─── DATA LISTING ───

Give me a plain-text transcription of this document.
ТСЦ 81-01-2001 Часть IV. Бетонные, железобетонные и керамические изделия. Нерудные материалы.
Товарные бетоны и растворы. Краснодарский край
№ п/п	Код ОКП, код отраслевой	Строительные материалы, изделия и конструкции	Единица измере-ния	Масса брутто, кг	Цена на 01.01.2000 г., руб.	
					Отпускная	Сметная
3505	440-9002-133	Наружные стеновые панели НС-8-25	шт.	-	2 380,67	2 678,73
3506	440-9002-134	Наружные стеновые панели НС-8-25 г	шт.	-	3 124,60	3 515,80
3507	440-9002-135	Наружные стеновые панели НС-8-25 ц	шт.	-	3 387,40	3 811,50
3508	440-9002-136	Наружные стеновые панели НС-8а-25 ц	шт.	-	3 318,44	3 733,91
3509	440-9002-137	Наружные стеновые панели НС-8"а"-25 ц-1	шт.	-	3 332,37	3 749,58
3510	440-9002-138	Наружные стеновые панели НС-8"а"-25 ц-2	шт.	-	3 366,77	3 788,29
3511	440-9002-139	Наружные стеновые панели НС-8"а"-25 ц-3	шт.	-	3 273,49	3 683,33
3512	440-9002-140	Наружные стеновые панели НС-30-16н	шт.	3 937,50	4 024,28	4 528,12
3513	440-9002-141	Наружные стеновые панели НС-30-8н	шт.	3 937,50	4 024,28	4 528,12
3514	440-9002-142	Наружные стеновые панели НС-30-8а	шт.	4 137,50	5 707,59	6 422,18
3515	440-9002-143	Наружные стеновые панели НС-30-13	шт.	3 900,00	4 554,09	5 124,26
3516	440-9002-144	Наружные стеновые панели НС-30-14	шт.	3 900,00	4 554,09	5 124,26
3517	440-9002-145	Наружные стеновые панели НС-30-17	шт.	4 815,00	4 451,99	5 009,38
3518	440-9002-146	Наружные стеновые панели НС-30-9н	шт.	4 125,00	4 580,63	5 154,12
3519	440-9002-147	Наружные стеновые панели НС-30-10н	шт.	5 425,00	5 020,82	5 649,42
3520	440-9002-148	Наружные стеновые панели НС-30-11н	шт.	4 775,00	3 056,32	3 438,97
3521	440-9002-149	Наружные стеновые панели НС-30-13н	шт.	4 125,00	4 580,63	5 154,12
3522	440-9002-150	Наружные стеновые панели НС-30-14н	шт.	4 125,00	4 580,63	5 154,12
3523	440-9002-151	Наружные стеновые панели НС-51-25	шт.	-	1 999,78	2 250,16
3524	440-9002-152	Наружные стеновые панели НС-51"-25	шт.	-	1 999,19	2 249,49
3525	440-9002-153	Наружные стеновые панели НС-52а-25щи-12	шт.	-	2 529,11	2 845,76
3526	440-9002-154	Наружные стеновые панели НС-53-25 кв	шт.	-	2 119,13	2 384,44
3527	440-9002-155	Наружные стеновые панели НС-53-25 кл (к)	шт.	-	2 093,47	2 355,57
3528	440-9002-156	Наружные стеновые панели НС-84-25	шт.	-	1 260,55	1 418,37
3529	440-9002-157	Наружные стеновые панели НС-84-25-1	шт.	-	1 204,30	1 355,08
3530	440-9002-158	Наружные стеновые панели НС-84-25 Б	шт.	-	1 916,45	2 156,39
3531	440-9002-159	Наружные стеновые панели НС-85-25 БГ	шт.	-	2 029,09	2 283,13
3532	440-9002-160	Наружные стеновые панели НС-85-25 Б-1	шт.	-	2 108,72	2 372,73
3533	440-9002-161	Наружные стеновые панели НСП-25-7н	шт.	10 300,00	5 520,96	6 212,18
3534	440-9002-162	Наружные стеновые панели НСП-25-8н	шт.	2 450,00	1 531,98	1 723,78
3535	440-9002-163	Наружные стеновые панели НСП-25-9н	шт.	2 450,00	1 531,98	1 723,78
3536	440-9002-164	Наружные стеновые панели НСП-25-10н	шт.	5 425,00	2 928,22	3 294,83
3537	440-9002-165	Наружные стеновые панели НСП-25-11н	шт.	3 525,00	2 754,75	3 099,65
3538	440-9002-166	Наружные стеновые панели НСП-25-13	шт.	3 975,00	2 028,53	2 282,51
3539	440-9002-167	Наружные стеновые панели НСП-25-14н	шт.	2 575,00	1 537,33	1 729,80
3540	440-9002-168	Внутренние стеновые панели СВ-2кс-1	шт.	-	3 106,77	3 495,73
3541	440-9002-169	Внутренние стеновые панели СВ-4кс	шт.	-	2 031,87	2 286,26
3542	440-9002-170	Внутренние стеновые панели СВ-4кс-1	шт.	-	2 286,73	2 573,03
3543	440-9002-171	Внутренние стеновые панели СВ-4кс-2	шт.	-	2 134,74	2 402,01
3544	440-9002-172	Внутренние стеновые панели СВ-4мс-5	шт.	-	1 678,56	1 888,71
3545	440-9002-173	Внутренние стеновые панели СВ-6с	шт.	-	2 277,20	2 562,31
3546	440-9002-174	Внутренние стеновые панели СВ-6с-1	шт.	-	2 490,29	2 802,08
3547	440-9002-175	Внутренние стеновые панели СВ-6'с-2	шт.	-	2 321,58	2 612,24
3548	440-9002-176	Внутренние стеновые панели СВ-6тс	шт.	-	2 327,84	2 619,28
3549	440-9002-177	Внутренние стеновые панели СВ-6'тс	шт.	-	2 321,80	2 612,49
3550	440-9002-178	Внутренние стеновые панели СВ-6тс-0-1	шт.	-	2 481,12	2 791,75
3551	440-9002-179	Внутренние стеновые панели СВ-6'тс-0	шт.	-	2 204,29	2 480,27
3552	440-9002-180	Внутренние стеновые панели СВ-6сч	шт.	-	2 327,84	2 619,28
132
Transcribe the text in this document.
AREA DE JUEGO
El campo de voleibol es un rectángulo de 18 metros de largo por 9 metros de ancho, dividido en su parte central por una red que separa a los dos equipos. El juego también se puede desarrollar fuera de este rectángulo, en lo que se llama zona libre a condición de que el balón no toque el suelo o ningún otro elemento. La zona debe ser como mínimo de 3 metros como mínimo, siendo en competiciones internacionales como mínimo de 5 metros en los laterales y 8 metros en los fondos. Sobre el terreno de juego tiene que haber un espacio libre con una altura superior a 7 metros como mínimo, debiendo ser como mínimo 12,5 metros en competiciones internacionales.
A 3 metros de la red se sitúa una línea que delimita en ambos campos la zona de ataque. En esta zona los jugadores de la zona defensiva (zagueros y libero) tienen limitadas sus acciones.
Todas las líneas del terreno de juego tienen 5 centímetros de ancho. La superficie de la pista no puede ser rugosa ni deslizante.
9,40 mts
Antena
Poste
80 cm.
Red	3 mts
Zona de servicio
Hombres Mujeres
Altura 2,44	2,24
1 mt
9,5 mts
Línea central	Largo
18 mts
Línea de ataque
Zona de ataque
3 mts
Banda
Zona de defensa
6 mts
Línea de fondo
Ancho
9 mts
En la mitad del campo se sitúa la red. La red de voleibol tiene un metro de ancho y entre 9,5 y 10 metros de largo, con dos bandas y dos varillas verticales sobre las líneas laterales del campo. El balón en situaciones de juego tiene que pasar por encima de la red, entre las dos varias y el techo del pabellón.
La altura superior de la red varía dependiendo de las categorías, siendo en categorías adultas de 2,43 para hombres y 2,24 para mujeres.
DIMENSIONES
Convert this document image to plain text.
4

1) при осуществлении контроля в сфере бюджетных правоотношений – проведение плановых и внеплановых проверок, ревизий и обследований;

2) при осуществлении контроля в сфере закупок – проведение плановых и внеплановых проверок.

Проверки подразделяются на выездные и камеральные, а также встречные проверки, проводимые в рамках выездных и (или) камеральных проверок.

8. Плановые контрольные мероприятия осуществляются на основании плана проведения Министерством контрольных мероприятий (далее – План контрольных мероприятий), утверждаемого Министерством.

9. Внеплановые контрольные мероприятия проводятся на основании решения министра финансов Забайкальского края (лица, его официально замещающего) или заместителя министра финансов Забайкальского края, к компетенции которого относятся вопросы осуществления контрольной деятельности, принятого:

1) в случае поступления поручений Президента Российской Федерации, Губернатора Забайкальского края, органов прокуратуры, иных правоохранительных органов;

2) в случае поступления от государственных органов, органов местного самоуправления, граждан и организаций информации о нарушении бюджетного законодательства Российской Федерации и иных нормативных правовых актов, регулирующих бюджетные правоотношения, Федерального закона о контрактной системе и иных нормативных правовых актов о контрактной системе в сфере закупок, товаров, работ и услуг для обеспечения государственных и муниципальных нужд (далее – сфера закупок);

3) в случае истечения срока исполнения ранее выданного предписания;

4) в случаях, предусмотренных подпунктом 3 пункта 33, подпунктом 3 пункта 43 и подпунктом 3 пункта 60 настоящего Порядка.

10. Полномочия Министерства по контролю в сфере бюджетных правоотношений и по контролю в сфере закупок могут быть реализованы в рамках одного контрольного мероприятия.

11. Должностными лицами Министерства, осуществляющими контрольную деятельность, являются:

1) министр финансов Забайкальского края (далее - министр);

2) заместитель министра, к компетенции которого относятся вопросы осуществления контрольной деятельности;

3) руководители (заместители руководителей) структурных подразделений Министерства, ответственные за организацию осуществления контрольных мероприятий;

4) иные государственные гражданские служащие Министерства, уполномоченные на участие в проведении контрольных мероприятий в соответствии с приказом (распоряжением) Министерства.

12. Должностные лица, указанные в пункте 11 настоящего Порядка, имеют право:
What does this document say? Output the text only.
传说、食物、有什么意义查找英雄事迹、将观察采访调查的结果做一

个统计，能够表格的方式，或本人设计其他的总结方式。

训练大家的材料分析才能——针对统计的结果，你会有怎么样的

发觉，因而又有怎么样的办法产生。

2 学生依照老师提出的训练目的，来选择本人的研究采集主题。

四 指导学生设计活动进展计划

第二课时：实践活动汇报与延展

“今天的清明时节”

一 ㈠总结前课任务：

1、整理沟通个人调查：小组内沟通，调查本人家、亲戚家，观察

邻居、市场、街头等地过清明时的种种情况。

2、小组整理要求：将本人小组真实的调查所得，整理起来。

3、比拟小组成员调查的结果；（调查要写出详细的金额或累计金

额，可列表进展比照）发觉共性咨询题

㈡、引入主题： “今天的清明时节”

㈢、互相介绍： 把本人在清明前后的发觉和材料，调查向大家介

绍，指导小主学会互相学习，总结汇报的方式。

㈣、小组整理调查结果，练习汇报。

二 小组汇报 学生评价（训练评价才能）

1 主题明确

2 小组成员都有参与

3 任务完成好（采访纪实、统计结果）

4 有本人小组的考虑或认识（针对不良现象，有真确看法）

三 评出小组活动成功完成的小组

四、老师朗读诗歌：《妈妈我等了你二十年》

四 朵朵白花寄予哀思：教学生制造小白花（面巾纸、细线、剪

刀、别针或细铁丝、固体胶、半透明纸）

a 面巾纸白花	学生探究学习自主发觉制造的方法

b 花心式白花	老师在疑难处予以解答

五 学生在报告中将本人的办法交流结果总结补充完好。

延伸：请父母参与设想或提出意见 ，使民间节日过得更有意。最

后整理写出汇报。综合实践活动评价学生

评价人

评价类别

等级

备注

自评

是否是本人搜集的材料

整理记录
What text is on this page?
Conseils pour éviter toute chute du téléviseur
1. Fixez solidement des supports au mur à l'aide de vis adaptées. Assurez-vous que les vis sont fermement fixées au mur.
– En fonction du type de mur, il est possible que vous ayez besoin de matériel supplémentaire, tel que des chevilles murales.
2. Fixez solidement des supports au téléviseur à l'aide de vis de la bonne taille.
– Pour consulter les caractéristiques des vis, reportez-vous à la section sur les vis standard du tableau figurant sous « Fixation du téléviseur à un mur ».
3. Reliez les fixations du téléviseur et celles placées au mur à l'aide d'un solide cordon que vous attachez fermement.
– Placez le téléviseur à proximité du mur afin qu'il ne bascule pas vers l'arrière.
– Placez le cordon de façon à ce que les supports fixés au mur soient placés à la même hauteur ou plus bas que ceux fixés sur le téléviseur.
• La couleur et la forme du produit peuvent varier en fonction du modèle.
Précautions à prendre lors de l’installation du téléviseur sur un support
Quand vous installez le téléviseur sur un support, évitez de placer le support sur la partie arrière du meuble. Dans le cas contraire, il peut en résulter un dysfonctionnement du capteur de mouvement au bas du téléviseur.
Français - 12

───

EXERCISE PROMPT: Check each line above for the word "относятся" and copy the ones that have it.

REPLY TO THE TASK:
9. Внеплановые контрольные мероприятия проводятся на основании решения министра финансов Забайкальского края (лица, его официально замещающего) или заместителя министра финансов Забайкальского края, к компетенции которого относятся вопросы осуществления контрольной деятельности, принятого:
2) заместитель министра, к компетенции которого относятся вопросы осуществления контрольной деятельности;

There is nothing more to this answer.